Stored data —
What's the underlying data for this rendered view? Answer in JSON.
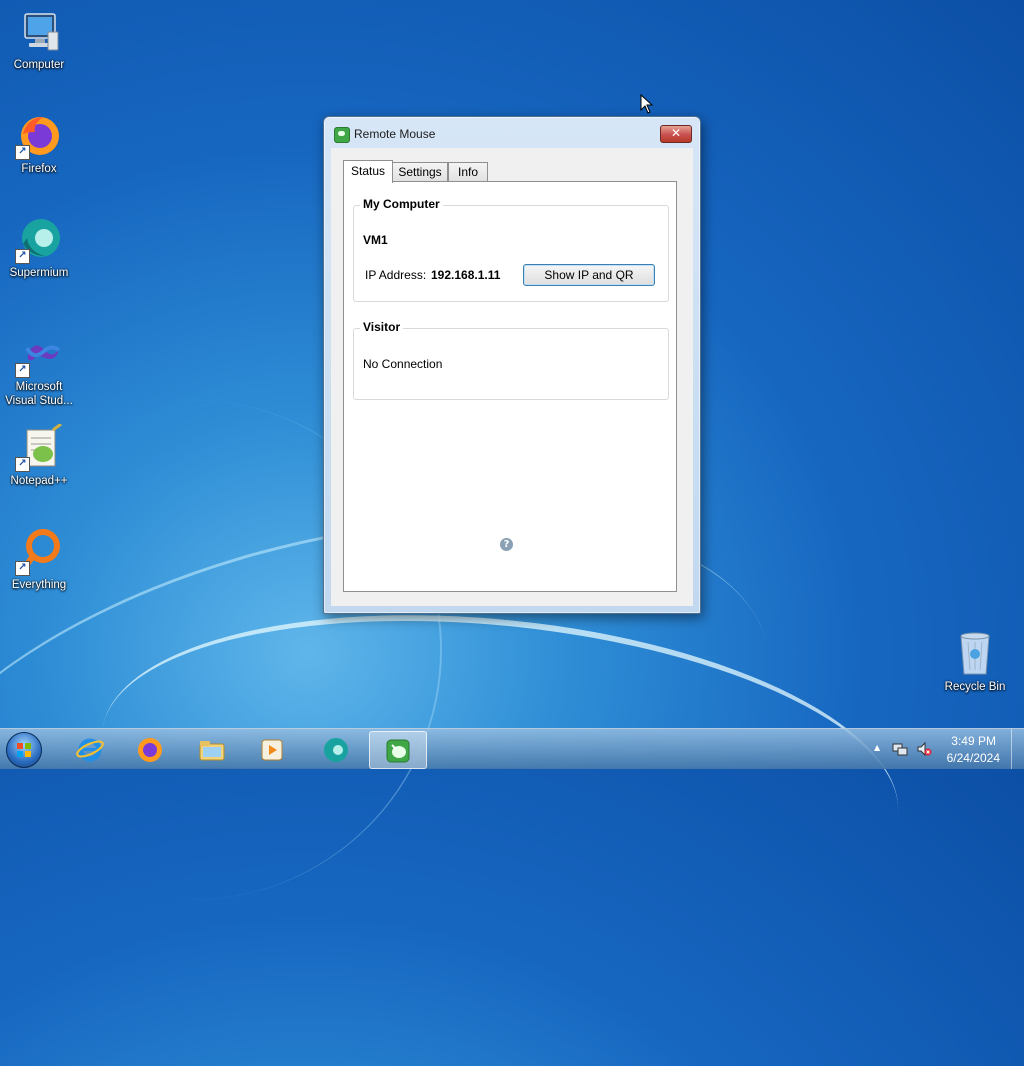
{
  "desktop": {
    "icons": [
      {
        "label": "Computer",
        "icon": "computer-icon"
      },
      {
        "label": "Firefox",
        "icon": "firefox-icon"
      },
      {
        "label": "Supermium",
        "icon": "supermium-icon"
      },
      {
        "label": "Microsoft Visual Stud...",
        "icon": "visual-studio-icon"
      },
      {
        "label": "Notepad++",
        "icon": "notepad-plus-plus-icon"
      },
      {
        "label": "Everything",
        "icon": "everything-icon"
      }
    ],
    "recycle_bin": {
      "label": "Recycle Bin",
      "icon": "recycle-bin-icon"
    }
  },
  "window": {
    "title": "Remote Mouse",
    "close_glyph": "✕",
    "tabs": [
      {
        "label": "Status",
        "active": true
      },
      {
        "label": "Settings",
        "active": false
      },
      {
        "label": "Info",
        "active": false
      }
    ],
    "my_computer": {
      "title": "My Computer",
      "computer_name": "VM1",
      "ip_label": "IP Address:",
      "ip_value": "192.168.1.11",
      "button_label": "Show IP and QR"
    },
    "visitor": {
      "title": "Visitor",
      "status": "No Connection"
    },
    "help_glyph": "?"
  },
  "taskbar": {
    "items": [
      {
        "name": "internet-explorer",
        "icon": "internet-explorer-icon",
        "active": false
      },
      {
        "name": "firefox",
        "icon": "firefox-icon",
        "active": false
      },
      {
        "name": "file-explorer",
        "icon": "folder-icon",
        "active": false
      },
      {
        "name": "media-player",
        "icon": "media-player-icon",
        "active": false
      },
      {
        "name": "supermium",
        "icon": "supermium-icon",
        "active": false
      },
      {
        "name": "remote-mouse",
        "icon": "remote-mouse-icon",
        "active": true
      }
    ],
    "tray": {
      "show_hidden_glyph": "▲",
      "time": "3:49 PM",
      "date": "6/24/2024"
    }
  },
  "colors": {
    "desktop_accent": "#1666c0",
    "close_button": "#c75050",
    "button_border": "#3c7fb1"
  }
}
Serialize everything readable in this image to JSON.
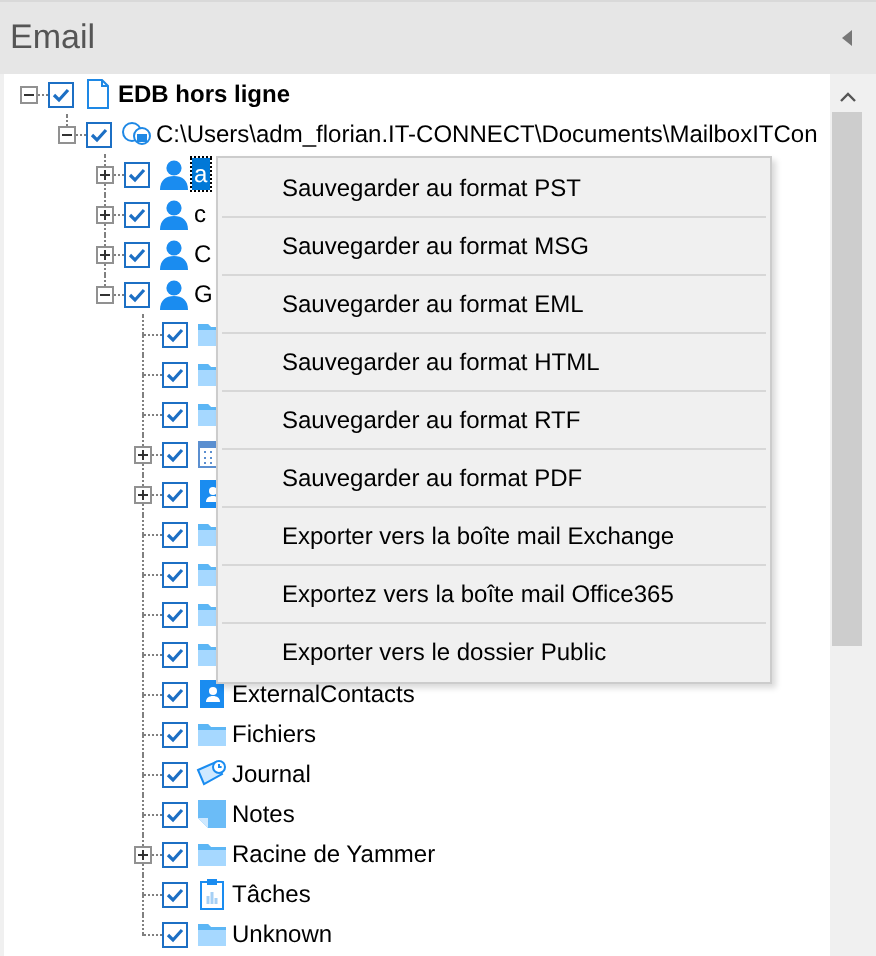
{
  "panel": {
    "title": "Email"
  },
  "tree": [
    {
      "label": "EDB hors ligne",
      "kind": "document",
      "bold": true,
      "checked": true,
      "expanded": true,
      "children": [
        {
          "label": "C:\\Users\\adm_florian.IT-CONNECT\\Documents\\MailboxITCon",
          "kind": "mailbox",
          "checked": true,
          "expanded": true,
          "children": [
            {
              "label": "a",
              "kind": "user",
              "checked": true,
              "expanded": false,
              "selected": true
            },
            {
              "label": "c",
              "kind": "user",
              "checked": true,
              "expanded": false,
              "selected": false
            },
            {
              "label": "C",
              "kind": "user",
              "checked": true,
              "expanded": false,
              "selected": false
            },
            {
              "label": "G",
              "kind": "user",
              "checked": true,
              "expanded": true,
              "selected": false,
              "children": [
                {
                  "kind": "folder",
                  "checked": true
                },
                {
                  "kind": "folder",
                  "checked": true
                },
                {
                  "kind": "folder",
                  "checked": true
                },
                {
                  "kind": "calendar",
                  "checked": true,
                  "expanded": false
                },
                {
                  "kind": "contacts",
                  "checked": true,
                  "expanded": false
                },
                {
                  "kind": "folder",
                  "checked": true
                },
                {
                  "kind": "folder",
                  "checked": true
                },
                {
                  "kind": "folder",
                  "checked": true
                },
                {
                  "kind": "folder",
                  "checked": true
                },
                {
                  "label": "ExternalContacts",
                  "kind": "contacts",
                  "checked": true
                },
                {
                  "label": "Fichiers",
                  "kind": "folder",
                  "checked": true
                },
                {
                  "label": "Journal",
                  "kind": "journal",
                  "checked": true
                },
                {
                  "label": "Notes",
                  "kind": "notes",
                  "checked": true
                },
                {
                  "label": "Racine de Yammer",
                  "kind": "folder",
                  "checked": true,
                  "expanded": false
                },
                {
                  "label": "Tâches",
                  "kind": "tasks",
                  "checked": true
                },
                {
                  "label": "Unknown",
                  "kind": "folder",
                  "checked": true
                }
              ]
            }
          ]
        }
      ]
    }
  ],
  "context_menu": [
    "Sauvegarder au format PST",
    "Sauvegarder au format MSG",
    "Sauvegarder au format EML",
    "Sauvegarder au format HTML",
    "Sauvegarder au format RTF",
    "Sauvegarder au format PDF",
    "Exporter vers la boîte mail Exchange",
    "Exportez vers la boîte mail Office365",
    "Exporter vers le dossier Public"
  ]
}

Aim — Find every line containing the word "JSON", then give the total and nothing more.

Task result — 2